(Data records)

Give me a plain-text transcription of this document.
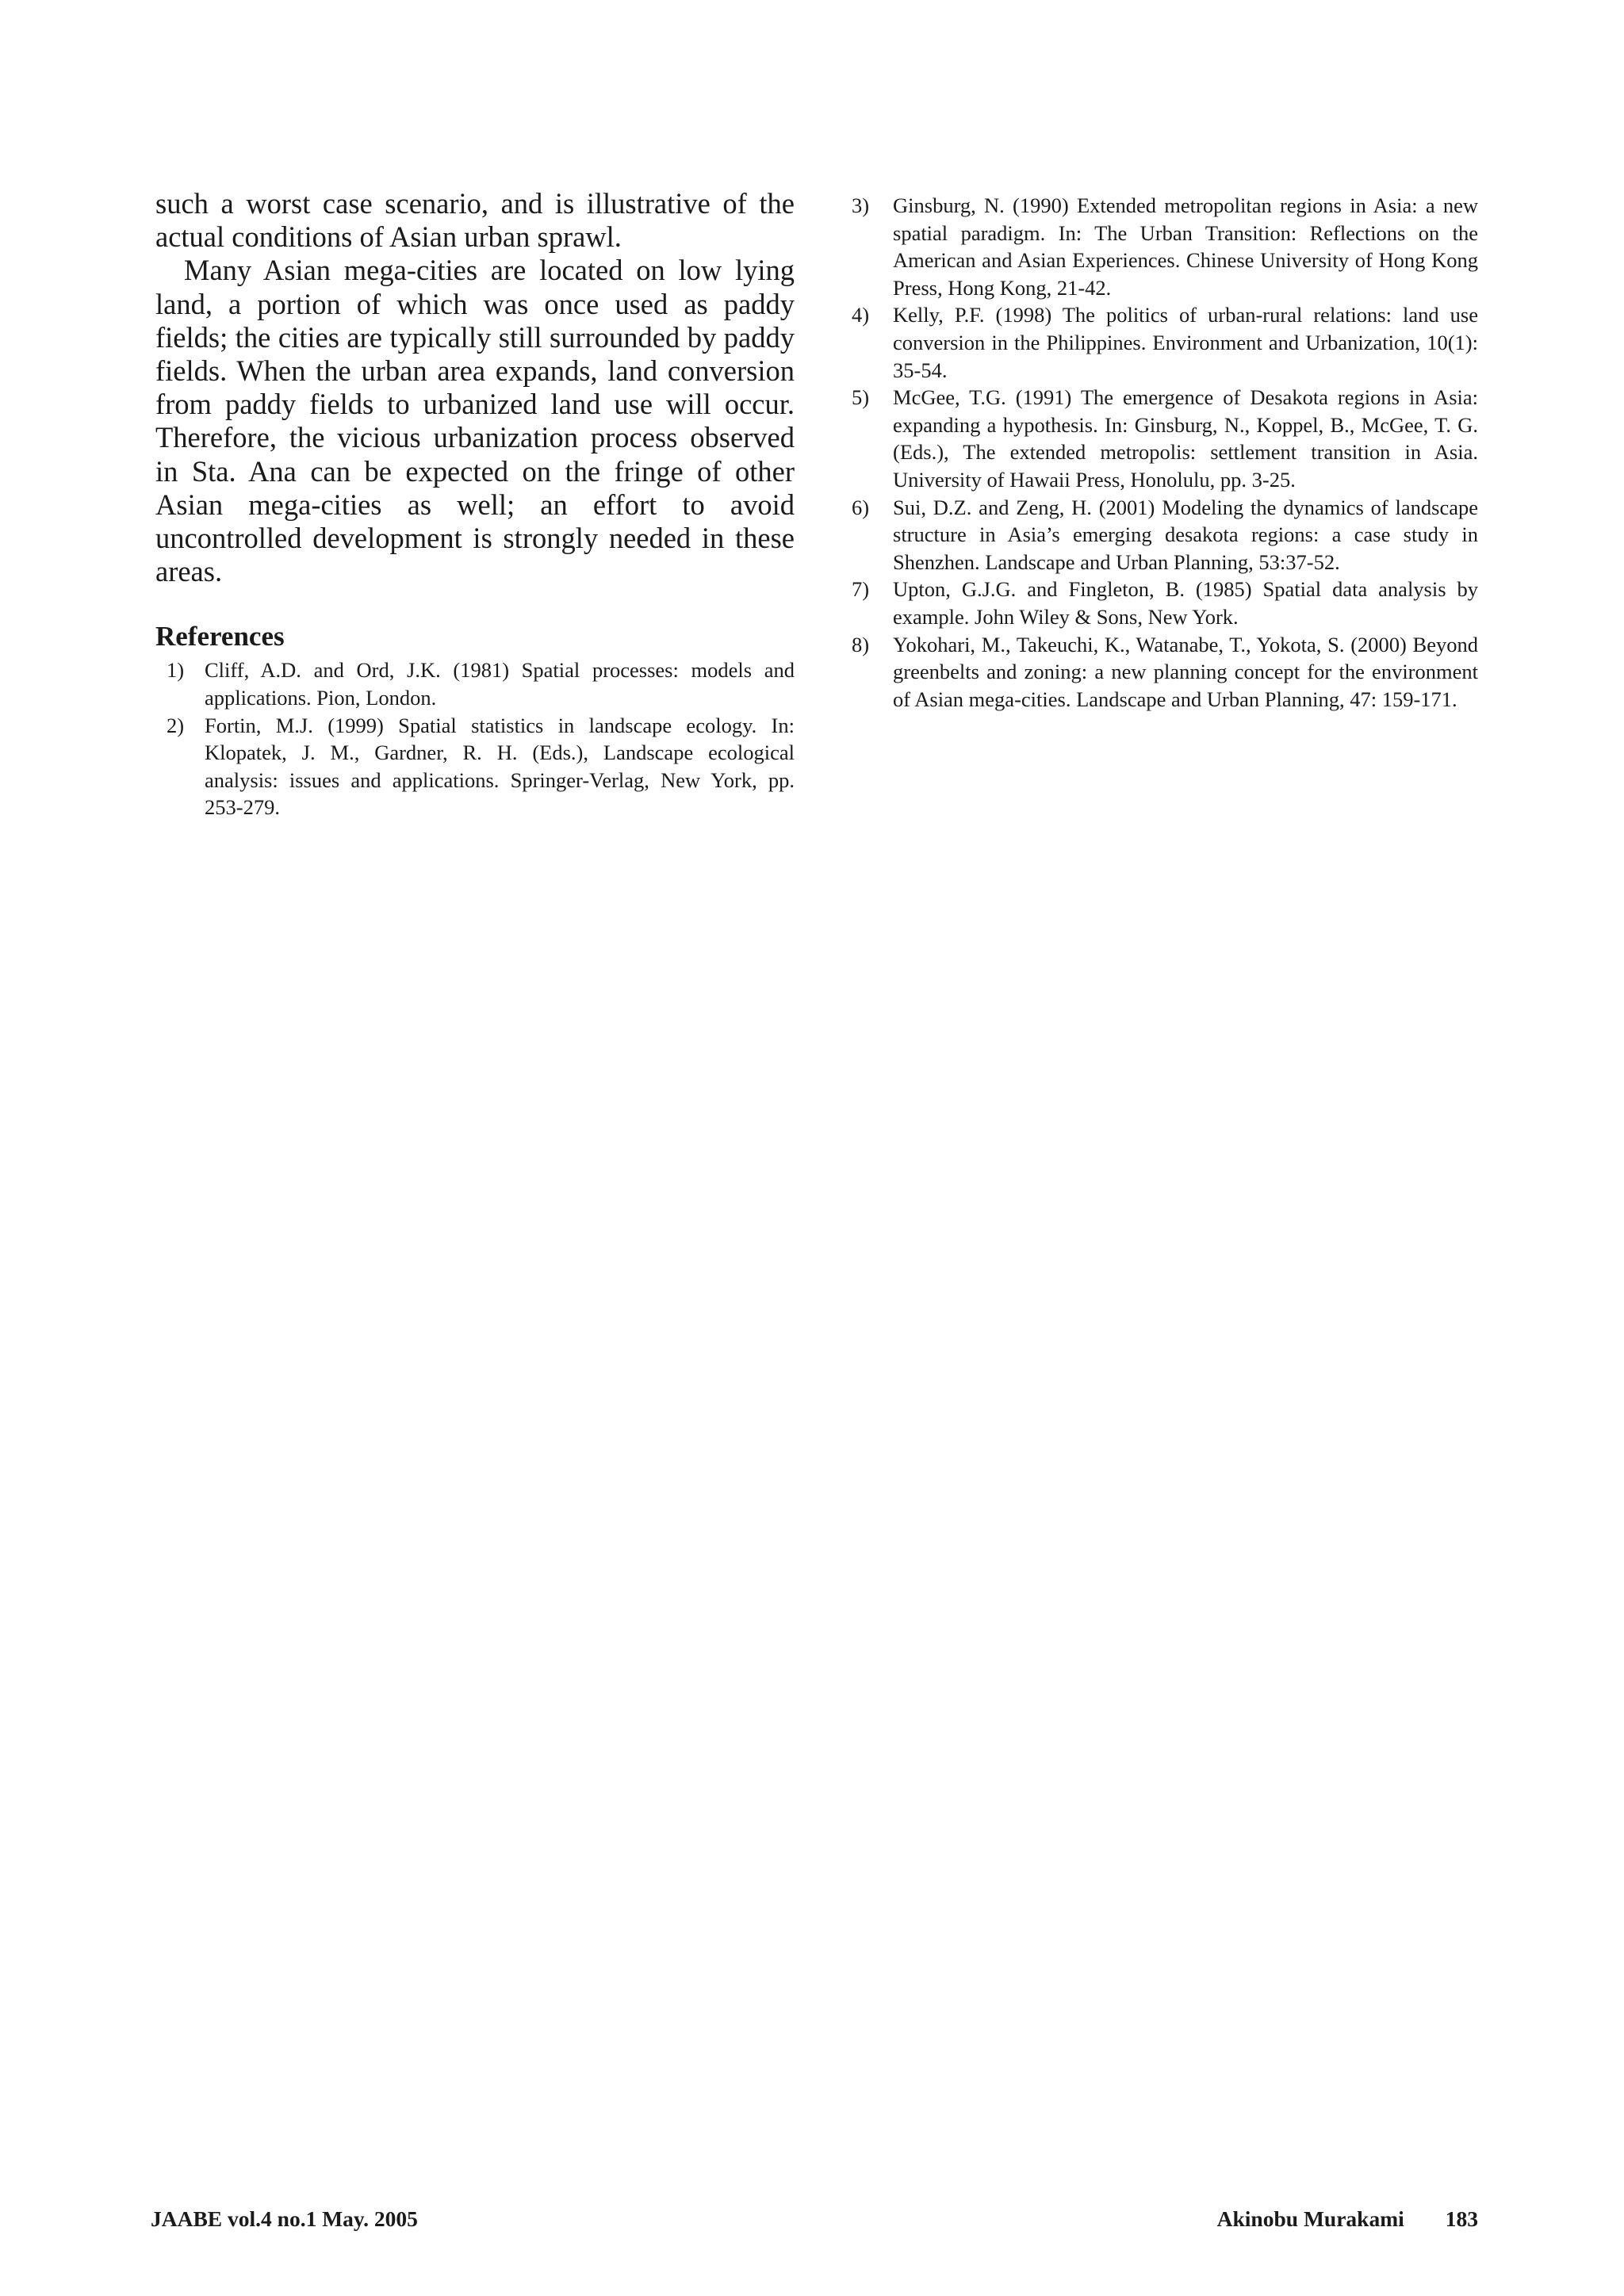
such a worst case scenario, and is illustrative of the actual conditions of Asian urban sprawl.

Many Asian mega-cities are located on low lying land, a portion of which was once used as paddy fields; the cities are typically still surrounded by paddy fields. When the urban area expands, land conversion from paddy fields to urbanized land use will occur. Therefore, the vicious urbanization process observed in Sta. Ana can be expected on the fringe of other Asian mega-cities as well; an effort to avoid uncontrolled development is strongly needed in these areas.

References
1) Cliff, A.D. and Ord, J.K. (1981) Spatial processes: models and applications. Pion, London.
2) Fortin, M.J. (1999) Spatial statistics in landscape ecology. In: Klopatek, J. M., Gardner, R. H. (Eds.), Landscape ecological analysis: issues and applications. Springer-Verlag, New York, pp. 253-279.
3) Ginsburg, N. (1990) Extended metropolitan regions in Asia: a new spatial paradigm. In: The Urban Transition: Reflections on the American and Asian Experiences. Chinese University of Hong Kong Press, Hong Kong, 21-42.
4) Kelly, P.F. (1998) The politics of urban-rural relations: land use conversion in the Philippines. Environment and Urbanization, 10(1): 35-54.
5) McGee, T.G. (1991) The emergence of Desakota regions in Asia: expanding a hypothesis. In: Ginsburg, N., Koppel, B., McGee, T. G. (Eds.), The extended metropolis: settlement transition in Asia. University of Hawaii Press, Honolulu, pp. 3-25.
6) Sui, D.Z. and Zeng, H. (2001) Modeling the dynamics of landscape structure in Asia’s emerging desakota regions: a case study in Shenzhen. Landscape and Urban Planning, 53:37-52.
7) Upton, G.J.G. and Fingleton, B. (1985) Spatial data analysis by example. John Wiley & Sons, New York.
8) Yokohari, M., Takeuchi, K., Watanabe, T., Yokota, S. (2000) Beyond greenbelts and zoning: a new planning concept for the environment of Asian mega-cities. Landscape and Urban Planning, 47: 159-171.
JAABE vol.4 no.1 May. 2005	Akinobu Murakami 183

_What to do_: Examine the records and pull out every line where the string "mega" occurs.

_Exercise output_:
Many Asian mega-cities are located on low lying land, a portion of which was once used as paddy fields; the cities are typically still surrounded by paddy fields. When the urban area expands, land conversion from paddy fields to urbanized land use will occur. Therefore, the vicious urbanization process observed in Sta. Ana can be expected on the fringe of other Asian mega-cities as well; an effort to avoid uncontrolled development is strongly needed in these areas.
8) Yokohari, M., Takeuchi, K., Watanabe, T., Yokota, S. (2000) Beyond greenbelts and zoning: a new planning concept for the environment of Asian mega-cities. Landscape and Urban Planning, 47: 159-171.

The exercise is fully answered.